Dataset entries
______________________________

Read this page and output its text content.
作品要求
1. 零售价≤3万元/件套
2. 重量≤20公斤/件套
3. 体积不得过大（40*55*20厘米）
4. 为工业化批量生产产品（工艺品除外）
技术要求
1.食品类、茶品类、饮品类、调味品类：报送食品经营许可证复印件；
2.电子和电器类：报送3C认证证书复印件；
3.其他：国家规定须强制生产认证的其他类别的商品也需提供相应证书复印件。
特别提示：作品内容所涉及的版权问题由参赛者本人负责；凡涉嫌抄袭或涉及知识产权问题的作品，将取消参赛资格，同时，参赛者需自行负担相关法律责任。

______________________________

= EXERCISE DETAILS =
Output all of the data above without any alteration.

= TASK RESPONSE =
Read this page and output its text content.
作品要求
1. 零售价≤3万元/件套
2. 重量≤20公斤/件套
3. 体积不得过大（40*55*20厘米）
4. 为工业化批量生产产品（工艺品除外）
技术要求
1.食品类、茶品类、饮品类、调味品类：报送食品经营许可证复印件；
2.电子和电器类：报送3C认证证书复印件；
3.其他：国家规定须强制生产认证的其他类别的商品也需提供相应证书复印件。
特别提示：作品内容所涉及的版权问题由参赛者本人负责；凡涉嫌抄袭或涉及知识产权问题的作品，将取消参赛资格，同时，参赛者需自行负担相关法律责任。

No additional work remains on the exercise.